→ What you should do: Pick out every line of the records that contains the string "ticks". Case counts.

→ Collection entries:
--------------------
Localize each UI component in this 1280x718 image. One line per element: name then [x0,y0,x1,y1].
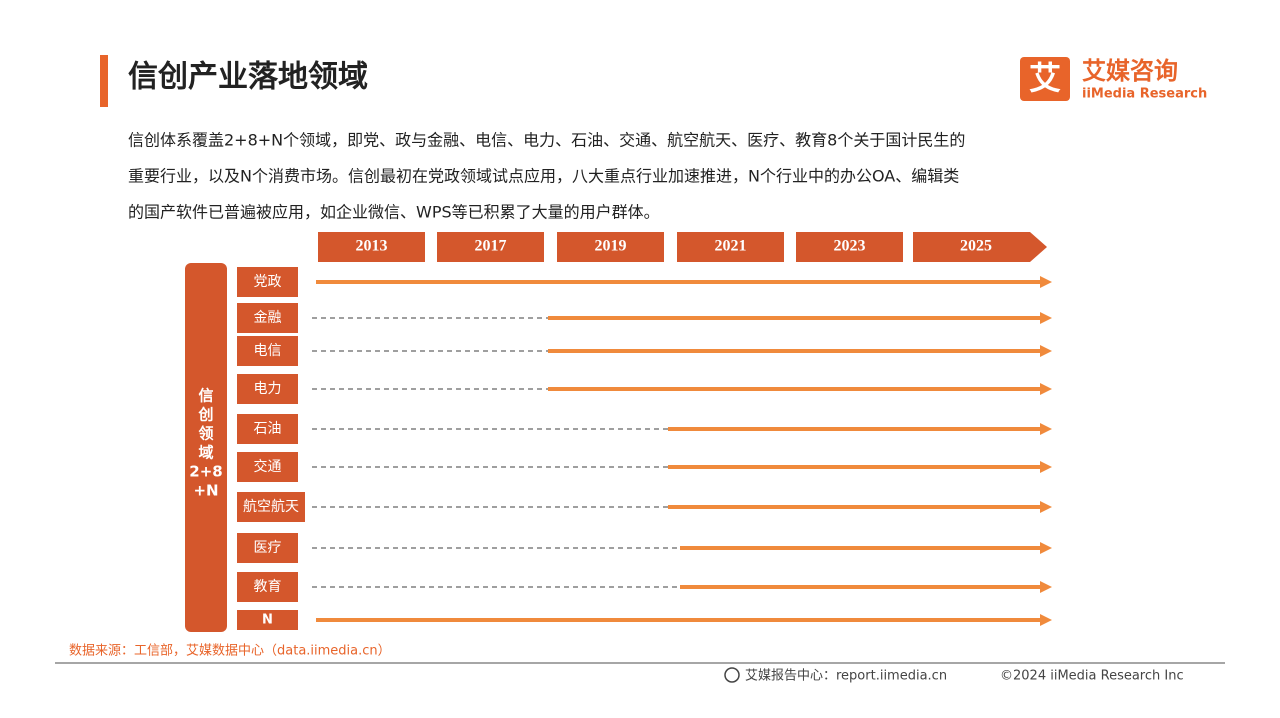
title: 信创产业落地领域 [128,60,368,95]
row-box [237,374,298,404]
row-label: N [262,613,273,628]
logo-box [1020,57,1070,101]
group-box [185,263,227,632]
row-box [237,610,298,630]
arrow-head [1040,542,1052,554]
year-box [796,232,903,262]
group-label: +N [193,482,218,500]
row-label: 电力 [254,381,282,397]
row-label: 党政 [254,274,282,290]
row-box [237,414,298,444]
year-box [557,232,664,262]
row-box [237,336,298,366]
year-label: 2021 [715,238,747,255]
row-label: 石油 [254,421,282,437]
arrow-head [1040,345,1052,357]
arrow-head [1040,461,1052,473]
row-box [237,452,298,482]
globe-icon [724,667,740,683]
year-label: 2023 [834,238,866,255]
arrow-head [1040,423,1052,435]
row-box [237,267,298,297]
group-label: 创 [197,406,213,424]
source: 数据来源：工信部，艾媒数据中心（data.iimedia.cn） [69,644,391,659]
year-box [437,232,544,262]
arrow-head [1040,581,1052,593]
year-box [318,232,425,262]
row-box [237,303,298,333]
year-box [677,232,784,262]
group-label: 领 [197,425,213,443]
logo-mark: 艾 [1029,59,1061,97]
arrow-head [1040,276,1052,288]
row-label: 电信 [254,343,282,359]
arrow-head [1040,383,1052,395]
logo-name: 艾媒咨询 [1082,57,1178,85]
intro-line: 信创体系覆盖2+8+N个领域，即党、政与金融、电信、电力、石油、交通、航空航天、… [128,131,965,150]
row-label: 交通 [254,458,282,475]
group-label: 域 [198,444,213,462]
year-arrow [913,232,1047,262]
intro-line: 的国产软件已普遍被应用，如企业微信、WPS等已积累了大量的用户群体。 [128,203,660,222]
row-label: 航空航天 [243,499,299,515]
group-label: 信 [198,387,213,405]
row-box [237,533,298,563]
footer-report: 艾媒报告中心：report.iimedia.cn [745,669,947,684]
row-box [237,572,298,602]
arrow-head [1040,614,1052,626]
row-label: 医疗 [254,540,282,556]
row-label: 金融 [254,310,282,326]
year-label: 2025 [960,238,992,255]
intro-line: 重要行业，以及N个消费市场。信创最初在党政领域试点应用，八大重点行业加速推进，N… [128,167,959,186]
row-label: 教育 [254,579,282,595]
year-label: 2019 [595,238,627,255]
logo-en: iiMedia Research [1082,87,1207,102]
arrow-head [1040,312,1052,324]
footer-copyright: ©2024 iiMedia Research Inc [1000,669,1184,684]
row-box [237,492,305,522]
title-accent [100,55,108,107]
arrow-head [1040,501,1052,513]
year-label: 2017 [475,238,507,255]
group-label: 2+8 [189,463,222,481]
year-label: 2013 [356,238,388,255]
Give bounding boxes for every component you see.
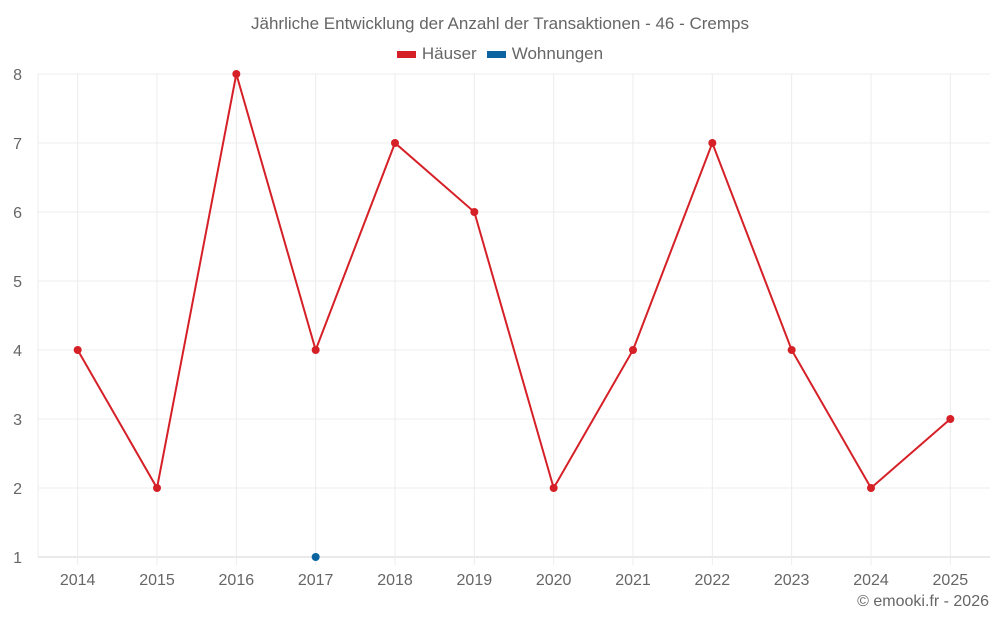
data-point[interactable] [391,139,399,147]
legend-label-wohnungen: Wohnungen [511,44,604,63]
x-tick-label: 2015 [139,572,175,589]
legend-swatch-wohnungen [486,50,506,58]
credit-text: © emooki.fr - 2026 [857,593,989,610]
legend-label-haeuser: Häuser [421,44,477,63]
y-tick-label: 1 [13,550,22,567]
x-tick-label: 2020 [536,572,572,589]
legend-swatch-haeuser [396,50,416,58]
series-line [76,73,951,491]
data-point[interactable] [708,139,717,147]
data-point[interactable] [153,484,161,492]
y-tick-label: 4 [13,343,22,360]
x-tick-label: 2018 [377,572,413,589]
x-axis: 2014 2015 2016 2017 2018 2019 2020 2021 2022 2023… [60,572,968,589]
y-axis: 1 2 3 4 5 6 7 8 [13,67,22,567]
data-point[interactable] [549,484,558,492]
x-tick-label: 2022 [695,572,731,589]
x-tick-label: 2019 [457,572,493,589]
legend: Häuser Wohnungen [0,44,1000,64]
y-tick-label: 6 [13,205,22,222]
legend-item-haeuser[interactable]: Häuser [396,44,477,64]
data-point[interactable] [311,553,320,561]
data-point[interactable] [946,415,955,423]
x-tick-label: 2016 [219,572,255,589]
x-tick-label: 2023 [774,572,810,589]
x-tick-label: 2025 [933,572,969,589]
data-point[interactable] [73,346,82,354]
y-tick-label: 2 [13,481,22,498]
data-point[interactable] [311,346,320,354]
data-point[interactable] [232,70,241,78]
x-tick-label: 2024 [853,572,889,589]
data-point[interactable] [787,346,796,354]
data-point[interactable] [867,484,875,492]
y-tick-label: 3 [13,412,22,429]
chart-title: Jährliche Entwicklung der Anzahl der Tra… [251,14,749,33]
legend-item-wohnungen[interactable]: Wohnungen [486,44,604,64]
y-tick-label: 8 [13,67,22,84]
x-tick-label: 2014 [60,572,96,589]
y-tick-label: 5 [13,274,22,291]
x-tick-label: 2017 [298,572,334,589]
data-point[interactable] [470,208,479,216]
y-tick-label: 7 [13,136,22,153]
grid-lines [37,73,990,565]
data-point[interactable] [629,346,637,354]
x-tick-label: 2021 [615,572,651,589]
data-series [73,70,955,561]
--------------------
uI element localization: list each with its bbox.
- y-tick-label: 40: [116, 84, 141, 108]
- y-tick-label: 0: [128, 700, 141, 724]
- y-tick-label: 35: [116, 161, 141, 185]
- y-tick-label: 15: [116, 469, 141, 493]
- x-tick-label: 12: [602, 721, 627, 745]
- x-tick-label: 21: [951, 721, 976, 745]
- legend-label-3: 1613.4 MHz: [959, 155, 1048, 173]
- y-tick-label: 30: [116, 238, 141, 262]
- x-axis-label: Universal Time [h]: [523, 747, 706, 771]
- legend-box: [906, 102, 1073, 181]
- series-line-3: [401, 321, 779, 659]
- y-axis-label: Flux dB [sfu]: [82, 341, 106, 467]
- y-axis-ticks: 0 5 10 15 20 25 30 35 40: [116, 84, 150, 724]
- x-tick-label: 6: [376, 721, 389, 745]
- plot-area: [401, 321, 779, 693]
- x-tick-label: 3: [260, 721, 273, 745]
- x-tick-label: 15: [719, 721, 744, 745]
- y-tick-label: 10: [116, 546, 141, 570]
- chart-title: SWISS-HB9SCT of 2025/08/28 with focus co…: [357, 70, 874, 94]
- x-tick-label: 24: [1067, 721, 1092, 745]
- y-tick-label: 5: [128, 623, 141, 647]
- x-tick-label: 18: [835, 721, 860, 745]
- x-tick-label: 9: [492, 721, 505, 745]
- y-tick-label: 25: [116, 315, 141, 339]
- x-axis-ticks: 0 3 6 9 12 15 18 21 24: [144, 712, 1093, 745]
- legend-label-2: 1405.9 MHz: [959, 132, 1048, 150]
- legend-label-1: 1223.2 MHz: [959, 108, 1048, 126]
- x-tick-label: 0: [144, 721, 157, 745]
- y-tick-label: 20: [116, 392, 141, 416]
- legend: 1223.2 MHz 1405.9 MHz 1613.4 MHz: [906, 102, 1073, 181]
--------------------
→ Correct result:
- y-axis-ticks: 0 5 10 15 20 25 30 35 40: [116, 84, 150, 724]
- x-axis-ticks: 0 3 6 9 12 15 18 21 24: [144, 712, 1093, 745]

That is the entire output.